▸ Work to be completed
Wherever "npostpartu" appears in a line, list that line.

▸ Records to use
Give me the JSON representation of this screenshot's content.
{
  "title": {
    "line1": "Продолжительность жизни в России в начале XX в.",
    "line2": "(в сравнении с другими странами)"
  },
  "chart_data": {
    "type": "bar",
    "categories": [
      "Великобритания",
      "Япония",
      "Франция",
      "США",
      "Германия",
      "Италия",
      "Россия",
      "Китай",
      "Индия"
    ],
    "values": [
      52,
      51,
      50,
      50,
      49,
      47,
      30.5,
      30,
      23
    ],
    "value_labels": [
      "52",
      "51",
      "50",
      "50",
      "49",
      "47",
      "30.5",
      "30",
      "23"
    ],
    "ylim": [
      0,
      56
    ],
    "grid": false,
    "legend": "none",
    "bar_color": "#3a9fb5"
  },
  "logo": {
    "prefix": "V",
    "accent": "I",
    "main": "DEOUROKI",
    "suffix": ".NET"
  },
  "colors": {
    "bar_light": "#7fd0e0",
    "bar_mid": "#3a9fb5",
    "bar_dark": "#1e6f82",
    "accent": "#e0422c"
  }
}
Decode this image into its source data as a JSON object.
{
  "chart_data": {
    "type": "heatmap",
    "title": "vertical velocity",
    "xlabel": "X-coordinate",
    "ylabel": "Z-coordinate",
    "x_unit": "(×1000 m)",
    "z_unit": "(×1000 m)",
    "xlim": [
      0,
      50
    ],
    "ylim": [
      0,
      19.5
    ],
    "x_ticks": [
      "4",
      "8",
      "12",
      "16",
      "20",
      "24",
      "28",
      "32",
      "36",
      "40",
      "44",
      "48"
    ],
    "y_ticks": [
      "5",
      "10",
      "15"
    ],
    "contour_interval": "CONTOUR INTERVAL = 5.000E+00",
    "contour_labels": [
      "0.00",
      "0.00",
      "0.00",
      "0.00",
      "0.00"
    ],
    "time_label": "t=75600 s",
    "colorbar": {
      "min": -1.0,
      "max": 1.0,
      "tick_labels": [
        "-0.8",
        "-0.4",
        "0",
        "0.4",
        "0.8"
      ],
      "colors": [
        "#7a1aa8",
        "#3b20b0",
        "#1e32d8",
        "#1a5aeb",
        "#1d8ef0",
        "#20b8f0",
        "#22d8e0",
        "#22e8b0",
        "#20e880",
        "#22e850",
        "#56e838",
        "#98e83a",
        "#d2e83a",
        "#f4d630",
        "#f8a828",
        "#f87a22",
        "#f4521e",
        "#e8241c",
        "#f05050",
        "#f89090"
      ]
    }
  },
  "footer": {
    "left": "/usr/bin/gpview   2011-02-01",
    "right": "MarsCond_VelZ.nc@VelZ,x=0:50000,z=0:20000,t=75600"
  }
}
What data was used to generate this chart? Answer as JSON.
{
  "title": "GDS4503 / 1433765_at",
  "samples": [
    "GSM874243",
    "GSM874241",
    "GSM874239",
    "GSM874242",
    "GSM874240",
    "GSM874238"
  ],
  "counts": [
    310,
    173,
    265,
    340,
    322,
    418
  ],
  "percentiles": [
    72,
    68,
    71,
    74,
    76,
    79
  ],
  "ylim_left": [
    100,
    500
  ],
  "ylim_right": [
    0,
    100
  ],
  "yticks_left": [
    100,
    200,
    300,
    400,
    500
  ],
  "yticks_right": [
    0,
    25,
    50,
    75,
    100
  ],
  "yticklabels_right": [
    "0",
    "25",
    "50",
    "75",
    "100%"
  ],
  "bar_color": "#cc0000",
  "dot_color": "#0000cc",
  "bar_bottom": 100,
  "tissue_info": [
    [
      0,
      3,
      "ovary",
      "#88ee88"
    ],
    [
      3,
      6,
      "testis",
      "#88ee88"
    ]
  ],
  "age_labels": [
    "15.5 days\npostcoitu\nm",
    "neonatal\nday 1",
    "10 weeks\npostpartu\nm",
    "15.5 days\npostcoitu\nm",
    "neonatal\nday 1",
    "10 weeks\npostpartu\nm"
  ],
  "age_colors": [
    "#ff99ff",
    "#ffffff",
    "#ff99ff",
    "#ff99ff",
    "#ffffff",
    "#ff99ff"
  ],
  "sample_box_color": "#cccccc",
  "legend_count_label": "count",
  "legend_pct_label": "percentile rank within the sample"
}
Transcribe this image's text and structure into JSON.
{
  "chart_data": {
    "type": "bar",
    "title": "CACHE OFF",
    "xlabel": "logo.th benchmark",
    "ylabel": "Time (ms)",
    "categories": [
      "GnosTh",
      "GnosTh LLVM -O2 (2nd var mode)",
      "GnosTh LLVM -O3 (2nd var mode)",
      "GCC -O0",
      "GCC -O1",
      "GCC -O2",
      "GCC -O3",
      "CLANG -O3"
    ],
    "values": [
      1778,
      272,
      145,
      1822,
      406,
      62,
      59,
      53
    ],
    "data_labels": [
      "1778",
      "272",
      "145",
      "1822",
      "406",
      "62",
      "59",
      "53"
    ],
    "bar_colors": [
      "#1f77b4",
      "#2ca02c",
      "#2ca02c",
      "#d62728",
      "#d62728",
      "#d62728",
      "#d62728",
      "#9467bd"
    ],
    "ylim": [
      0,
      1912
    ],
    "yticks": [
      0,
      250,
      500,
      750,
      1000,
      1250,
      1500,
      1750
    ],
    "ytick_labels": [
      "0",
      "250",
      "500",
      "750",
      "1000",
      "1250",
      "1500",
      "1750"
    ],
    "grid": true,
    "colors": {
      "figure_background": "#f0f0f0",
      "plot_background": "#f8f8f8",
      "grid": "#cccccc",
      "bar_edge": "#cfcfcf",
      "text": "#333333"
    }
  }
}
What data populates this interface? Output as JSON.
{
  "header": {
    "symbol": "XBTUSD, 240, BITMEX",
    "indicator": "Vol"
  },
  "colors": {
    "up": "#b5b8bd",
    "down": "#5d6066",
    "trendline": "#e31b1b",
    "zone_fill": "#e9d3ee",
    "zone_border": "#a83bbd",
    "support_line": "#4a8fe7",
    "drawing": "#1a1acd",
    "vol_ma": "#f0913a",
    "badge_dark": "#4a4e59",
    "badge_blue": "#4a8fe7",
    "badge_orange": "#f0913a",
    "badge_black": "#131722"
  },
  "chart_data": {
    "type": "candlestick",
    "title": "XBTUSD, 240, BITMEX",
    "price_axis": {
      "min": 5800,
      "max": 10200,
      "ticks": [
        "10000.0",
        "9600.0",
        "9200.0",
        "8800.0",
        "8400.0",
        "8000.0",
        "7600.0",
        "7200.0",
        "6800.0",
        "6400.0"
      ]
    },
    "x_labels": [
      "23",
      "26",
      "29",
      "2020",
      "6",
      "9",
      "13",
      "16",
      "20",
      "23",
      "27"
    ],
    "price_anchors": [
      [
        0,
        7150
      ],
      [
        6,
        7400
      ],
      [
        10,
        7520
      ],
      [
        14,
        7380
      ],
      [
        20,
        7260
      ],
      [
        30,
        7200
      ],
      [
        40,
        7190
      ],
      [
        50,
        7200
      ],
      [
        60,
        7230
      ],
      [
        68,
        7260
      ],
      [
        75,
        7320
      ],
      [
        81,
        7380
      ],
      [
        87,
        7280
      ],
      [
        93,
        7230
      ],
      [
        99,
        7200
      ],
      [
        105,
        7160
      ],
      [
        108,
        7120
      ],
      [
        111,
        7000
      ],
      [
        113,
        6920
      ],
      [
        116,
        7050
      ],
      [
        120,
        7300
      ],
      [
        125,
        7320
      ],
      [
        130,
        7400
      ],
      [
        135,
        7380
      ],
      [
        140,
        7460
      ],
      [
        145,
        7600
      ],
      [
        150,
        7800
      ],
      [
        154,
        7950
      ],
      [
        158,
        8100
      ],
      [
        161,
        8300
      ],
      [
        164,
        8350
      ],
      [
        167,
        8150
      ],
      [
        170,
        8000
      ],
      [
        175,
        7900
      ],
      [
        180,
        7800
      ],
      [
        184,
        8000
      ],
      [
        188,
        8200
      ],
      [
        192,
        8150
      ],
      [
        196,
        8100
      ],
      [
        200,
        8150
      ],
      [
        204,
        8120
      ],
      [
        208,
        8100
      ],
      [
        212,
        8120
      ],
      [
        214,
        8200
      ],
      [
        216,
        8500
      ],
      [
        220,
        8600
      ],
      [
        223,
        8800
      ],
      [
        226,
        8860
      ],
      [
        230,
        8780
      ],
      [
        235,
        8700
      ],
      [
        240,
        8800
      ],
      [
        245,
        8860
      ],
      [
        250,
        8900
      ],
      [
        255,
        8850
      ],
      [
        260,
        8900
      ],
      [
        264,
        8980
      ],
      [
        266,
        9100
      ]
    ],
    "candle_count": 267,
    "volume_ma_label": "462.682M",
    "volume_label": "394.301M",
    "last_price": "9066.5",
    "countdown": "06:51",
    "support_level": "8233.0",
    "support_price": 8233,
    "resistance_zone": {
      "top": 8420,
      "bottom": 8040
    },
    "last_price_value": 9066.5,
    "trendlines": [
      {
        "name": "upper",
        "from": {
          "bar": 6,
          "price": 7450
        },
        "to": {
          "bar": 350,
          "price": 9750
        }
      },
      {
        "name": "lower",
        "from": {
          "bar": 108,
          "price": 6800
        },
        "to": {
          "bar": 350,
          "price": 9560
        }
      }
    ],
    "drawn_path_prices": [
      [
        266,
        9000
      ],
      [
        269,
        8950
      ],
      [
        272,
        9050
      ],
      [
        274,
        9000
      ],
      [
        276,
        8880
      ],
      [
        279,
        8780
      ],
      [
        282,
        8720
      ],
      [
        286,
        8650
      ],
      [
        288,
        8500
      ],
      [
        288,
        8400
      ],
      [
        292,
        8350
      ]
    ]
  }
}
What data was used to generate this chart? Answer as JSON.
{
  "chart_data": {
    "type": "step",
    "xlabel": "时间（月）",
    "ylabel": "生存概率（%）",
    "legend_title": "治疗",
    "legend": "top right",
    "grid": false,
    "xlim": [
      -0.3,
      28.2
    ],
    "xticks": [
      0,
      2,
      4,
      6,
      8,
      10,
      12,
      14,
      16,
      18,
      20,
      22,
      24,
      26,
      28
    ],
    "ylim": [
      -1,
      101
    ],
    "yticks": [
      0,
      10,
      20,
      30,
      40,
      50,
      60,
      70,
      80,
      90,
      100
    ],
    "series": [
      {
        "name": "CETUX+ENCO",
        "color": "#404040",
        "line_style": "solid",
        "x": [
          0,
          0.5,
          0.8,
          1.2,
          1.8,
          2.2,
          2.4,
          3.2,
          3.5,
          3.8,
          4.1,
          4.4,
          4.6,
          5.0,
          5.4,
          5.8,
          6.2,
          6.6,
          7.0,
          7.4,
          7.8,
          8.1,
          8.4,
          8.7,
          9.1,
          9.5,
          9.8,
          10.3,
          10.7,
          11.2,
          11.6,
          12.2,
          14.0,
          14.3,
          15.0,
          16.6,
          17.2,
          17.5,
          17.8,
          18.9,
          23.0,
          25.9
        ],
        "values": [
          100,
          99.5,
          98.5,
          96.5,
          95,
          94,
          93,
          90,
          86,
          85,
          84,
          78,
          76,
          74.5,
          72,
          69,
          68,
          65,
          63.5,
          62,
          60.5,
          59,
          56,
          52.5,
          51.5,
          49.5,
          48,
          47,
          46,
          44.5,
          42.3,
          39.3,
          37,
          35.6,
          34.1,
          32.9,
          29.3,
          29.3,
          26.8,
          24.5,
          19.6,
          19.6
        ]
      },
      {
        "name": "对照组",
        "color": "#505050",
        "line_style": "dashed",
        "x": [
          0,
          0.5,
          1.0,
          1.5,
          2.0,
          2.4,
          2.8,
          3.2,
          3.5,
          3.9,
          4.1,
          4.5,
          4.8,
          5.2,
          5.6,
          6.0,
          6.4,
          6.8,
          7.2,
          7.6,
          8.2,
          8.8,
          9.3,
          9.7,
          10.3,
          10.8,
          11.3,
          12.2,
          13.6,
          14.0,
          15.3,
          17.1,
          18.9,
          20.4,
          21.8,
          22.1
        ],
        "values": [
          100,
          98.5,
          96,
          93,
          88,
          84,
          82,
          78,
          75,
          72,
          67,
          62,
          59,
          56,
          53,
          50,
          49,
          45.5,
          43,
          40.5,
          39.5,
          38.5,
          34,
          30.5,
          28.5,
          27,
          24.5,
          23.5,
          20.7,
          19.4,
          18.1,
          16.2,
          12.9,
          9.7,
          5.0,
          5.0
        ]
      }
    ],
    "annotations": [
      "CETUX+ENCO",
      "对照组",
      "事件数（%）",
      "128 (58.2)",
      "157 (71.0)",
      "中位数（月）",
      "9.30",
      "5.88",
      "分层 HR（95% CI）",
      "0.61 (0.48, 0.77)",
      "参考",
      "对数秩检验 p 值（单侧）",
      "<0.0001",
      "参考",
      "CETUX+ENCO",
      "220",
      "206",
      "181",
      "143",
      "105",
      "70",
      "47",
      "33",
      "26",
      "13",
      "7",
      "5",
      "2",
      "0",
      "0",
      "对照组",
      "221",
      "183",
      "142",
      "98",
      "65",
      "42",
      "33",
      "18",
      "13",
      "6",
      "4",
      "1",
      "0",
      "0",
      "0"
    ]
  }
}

▸ Exercise response
    "10 weeks\npostpartu\nm",
    "10 weeks\npostpartu\nm"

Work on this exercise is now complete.